### Your task
Retype all the entries word for word, but omit the pictures.
━━━━━ Dataset records
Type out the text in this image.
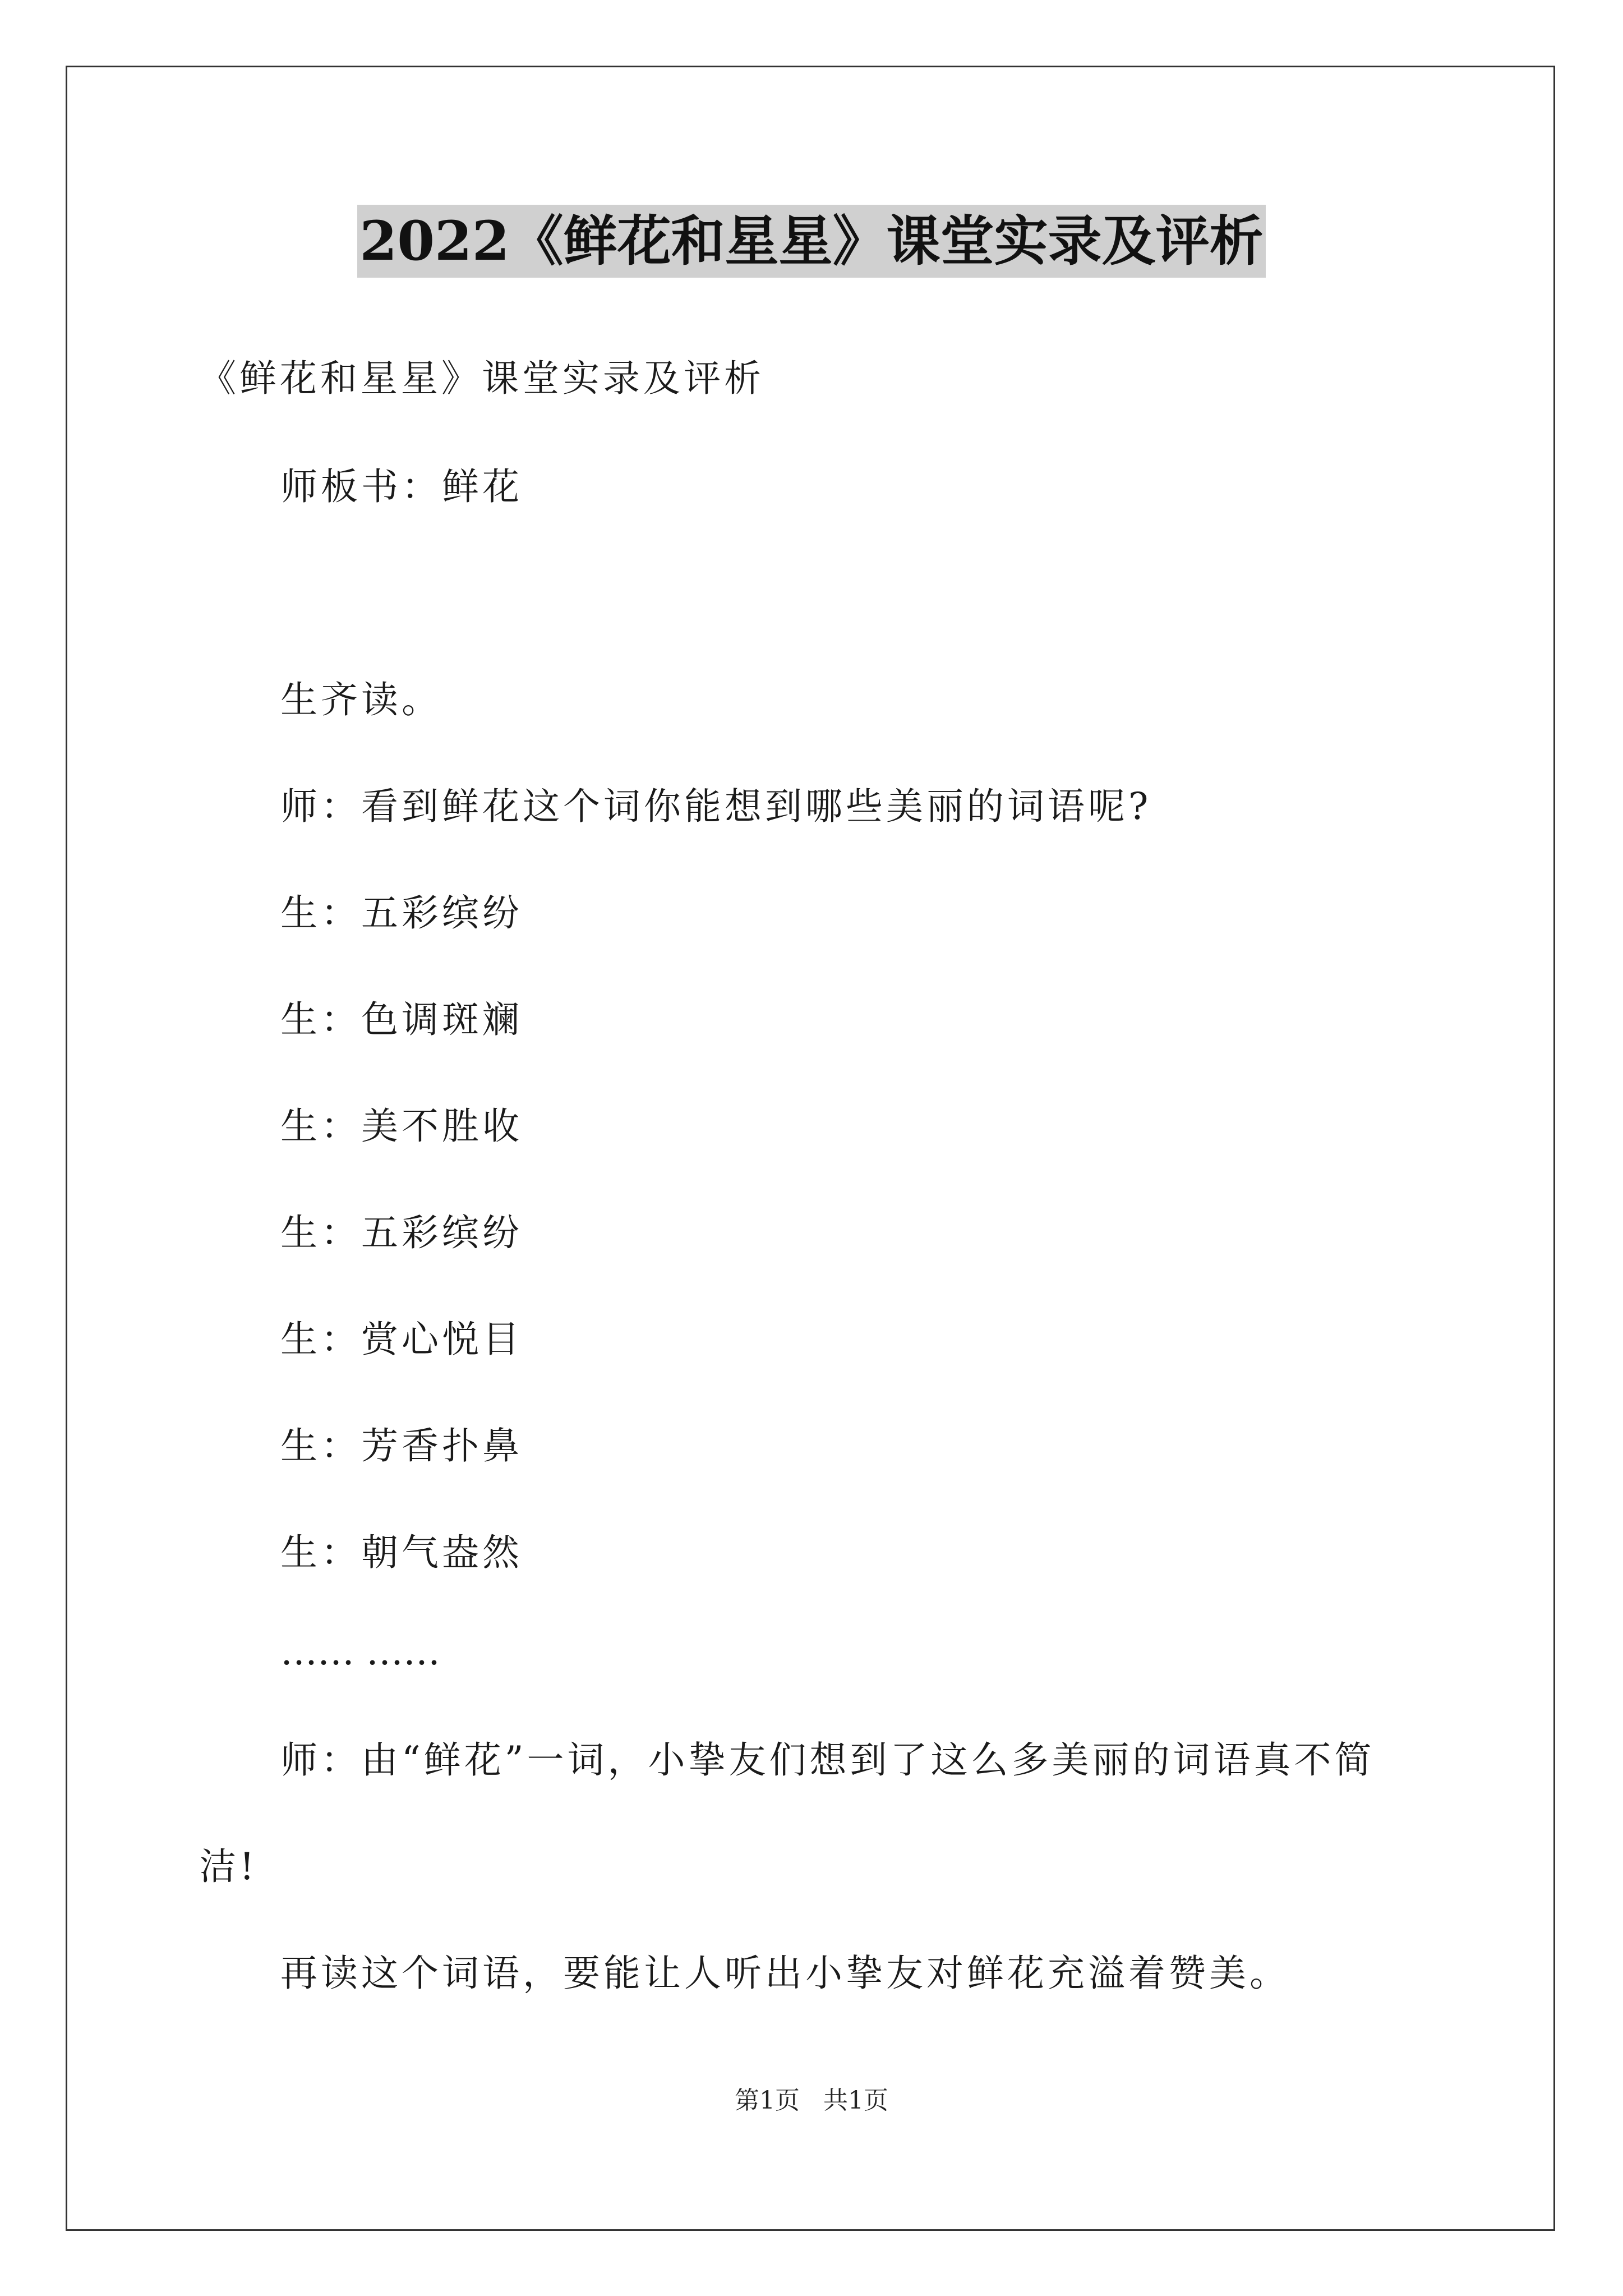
2022《鲜花和星星》课堂实录及评析
《鲜花和星星》课堂实录及评析
师板书：鲜花
生齐读。
师：看到鲜花这个词你能想到哪些美丽的词语呢?
生：五彩缤纷
生：色调斑斓
生：美不胜收
生：五彩缤纷
生：赏心悦目
生：芳香扑鼻
生：朝气盎然
…… ……
师：由“鲜花”一词，小挚友们想到了这么多美丽的词语真不简
洁!
再读这个词语，要能让人听出小挚友对鲜花充溢着赞美。
第1页 共1页
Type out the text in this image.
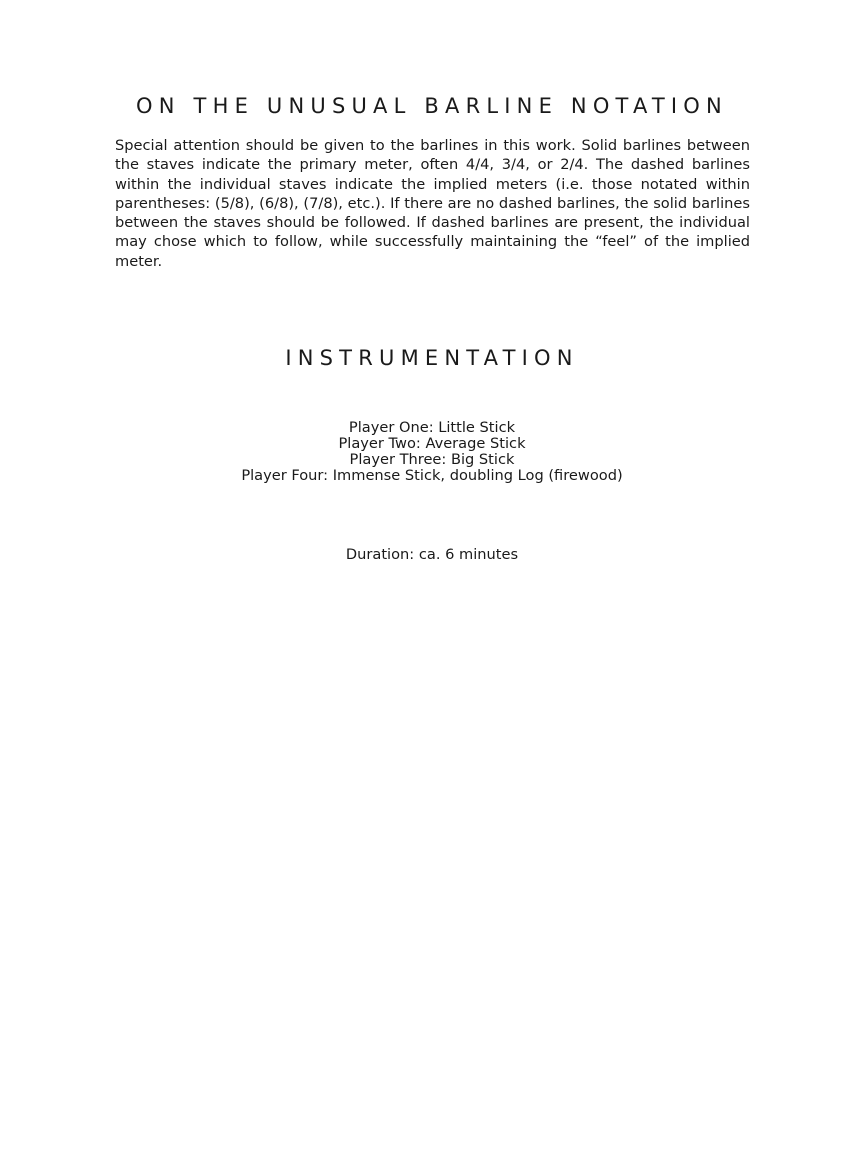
ON THE UNUSUAL BARLINE NOTATION

Special attention should be given to the barlines in this work. Solid barlines between the staves indicate the primary meter, often 4/4, 3/4, or 2/4. The dashed barlines within the individual staves indicate the implied meters (i.e. those notated within parentheses: (5/8), (6/8), (7/8), etc.). If there are no dashed barlines, the solid barlines between the staves should be followed. If dashed barlines are present, the individual may chose which to follow, while successfully maintaining the “feel” of the implied meter.

INSTRUMENTATION
Player One: Little Stick
Player Two: Average Stick
Player Three: Big Stick
Player Four: Immense Stick, doubling Log (firewood)

Duration: ca. 6 minutes
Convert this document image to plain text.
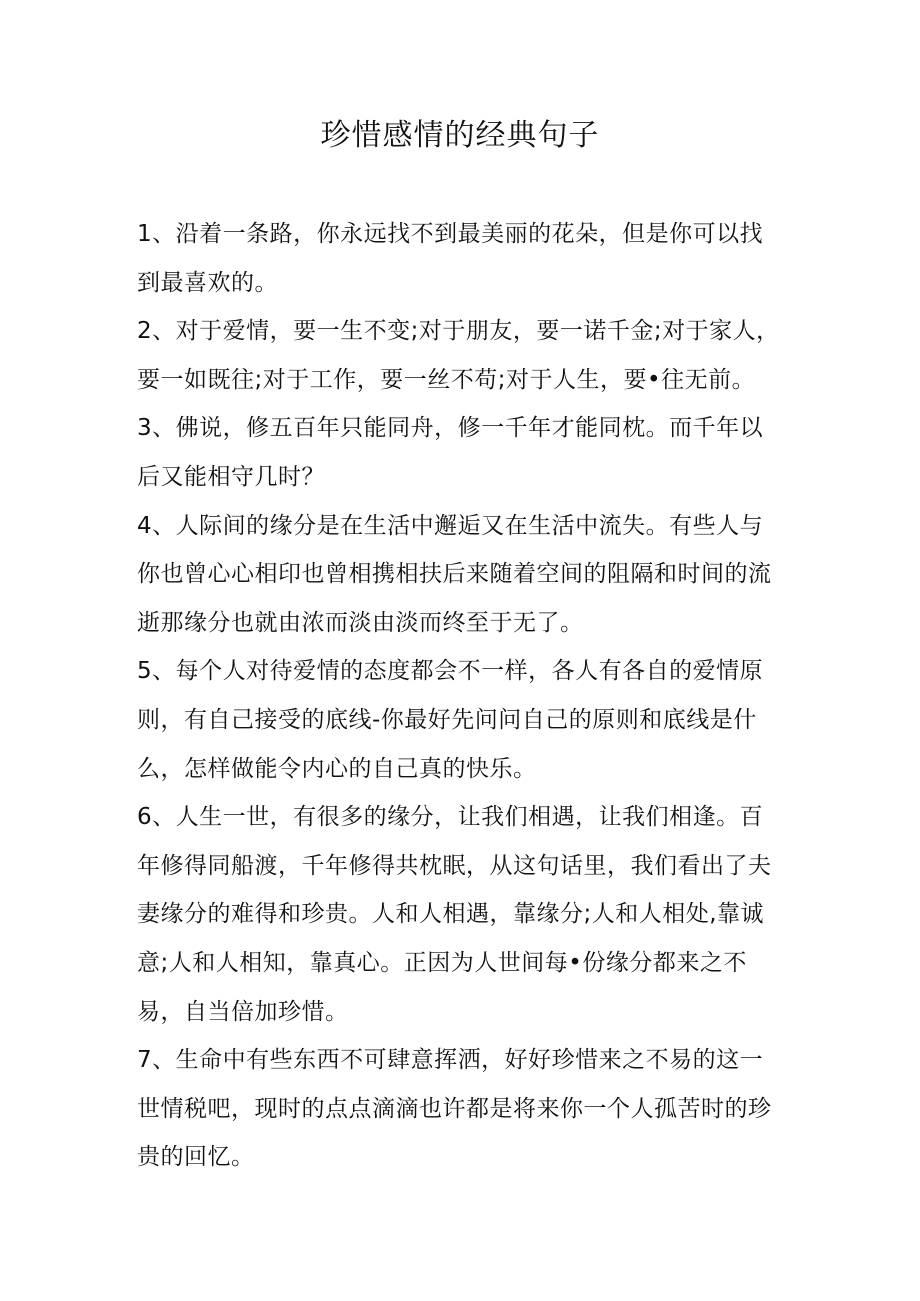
珍惜感情的经典句子

1、沿着一条路，你永远找不到最美丽的花朵，但是你可以找到最喜欢的。

2、对于爱情，要一生不变;对于朋友，要一诺千金;对于家人，要一如既往;对于工作，要一丝不苟;对于人生，要•往无前。

3、佛说，修五百年只能同舟，修一千年才能同枕。而千年以后又能相守几时？

4、人际间的缘分是在生活中邂逅又在生活中流失。有些人与你也曾心心相印也曾相携相扶后来随着空间的阻隔和时间的流逝那缘分也就由浓而淡由淡而终至于无了。

5、每个人对待爱情的态度都会不一样，各人有各自的爱情原则，有自己接受的底线-你最好先问问自己的原则和底线是什么，怎样做能令内心的自己真的快乐。

6、人生一世，有很多的缘分，让我们相遇，让我们相逢。百年修得同船渡，千年修得共枕眠，从这句话里，我们看出了夫妻缘分的难得和珍贵。人和人相遇，靠缘分;人和人相处,靠诚意;人和人相知，靠真心。正因为人世间每•份缘分都来之不易，自当倍加珍惜。

7、生命中有些东西不可肆意挥洒，好好珍惜来之不易的这一世情税吧，现时的点点滴滴也许都是将来你一个人孤苦时的珍贵的回忆。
━━━━━━━━━━
### Solution to this task
Type out the text in this image.
2022《鲜花和星星》课堂实录及评析
《鲜花和星星》课堂实录及评析
师板书：鲜花
生齐读。
师：看到鲜花这个词你能想到哪些美丽的词语呢?
生：五彩缤纷
生：色调斑斓
生：美不胜收
生：五彩缤纷
生：赏心悦目
生：芳香扑鼻
生：朝气盎然
…… ……
师：由“鲜花”一词，小挚友们想到了这么多美丽的词语真不简
洁!
再读这个词语，要能让人听出小挚友对鲜花充溢着赞美。
第1页 共1页
Type out the text in this image.
ON THE UNUSUAL BARLINE NOTATION

Special attention should be given to the barlines in this work. Solid barlines between the staves indicate the primary meter, often 4/4, 3/4, or 2/4. The dashed barlines within the individual staves indicate the implied meters (i.e. those notated within parentheses: (5/8), (6/8), (7/8), etc.). If there are no dashed barlines, the solid barlines between the staves should be followed. If dashed barlines are present, the individual may chose which to follow, while successfully maintaining the “feel” of the implied meter.

INSTRUMENTATION
Player One: Little Stick
Player Two: Average Stick
Player Three: Big Stick
Player Four: Immense Stick, doubling Log (firewood)

Duration: ca. 6 minutes
Convert this document image to plain text.
珍惜感情的经典句子

1、沿着一条路，你永远找不到最美丽的花朵，但是你可以找到最喜欢的。

2、对于爱情，要一生不变;对于朋友，要一诺千金;对于家人，要一如既往;对于工作，要一丝不苟;对于人生，要•往无前。

3、佛说，修五百年只能同舟，修一千年才能同枕。而千年以后又能相守几时？

4、人际间的缘分是在生活中邂逅又在生活中流失。有些人与你也曾心心相印也曾相携相扶后来随着空间的阻隔和时间的流逝那缘分也就由浓而淡由淡而终至于无了。

5、每个人对待爱情的态度都会不一样，各人有各自的爱情原则，有自己接受的底线-你最好先问问自己的原则和底线是什么，怎样做能令内心的自己真的快乐。

6、人生一世，有很多的缘分，让我们相遇，让我们相逢。百年修得同船渡，千年修得共枕眠，从这句话里，我们看出了夫妻缘分的难得和珍贵。人和人相遇，靠缘分;人和人相处,靠诚意;人和人相知，靠真心。正因为人世间每•份缘分都来之不易，自当倍加珍惜。

7、生命中有些东西不可肆意挥洒，好好珍惜来之不易的这一世情税吧，现时的点点滴滴也许都是将来你一个人孤苦时的珍贵的回忆。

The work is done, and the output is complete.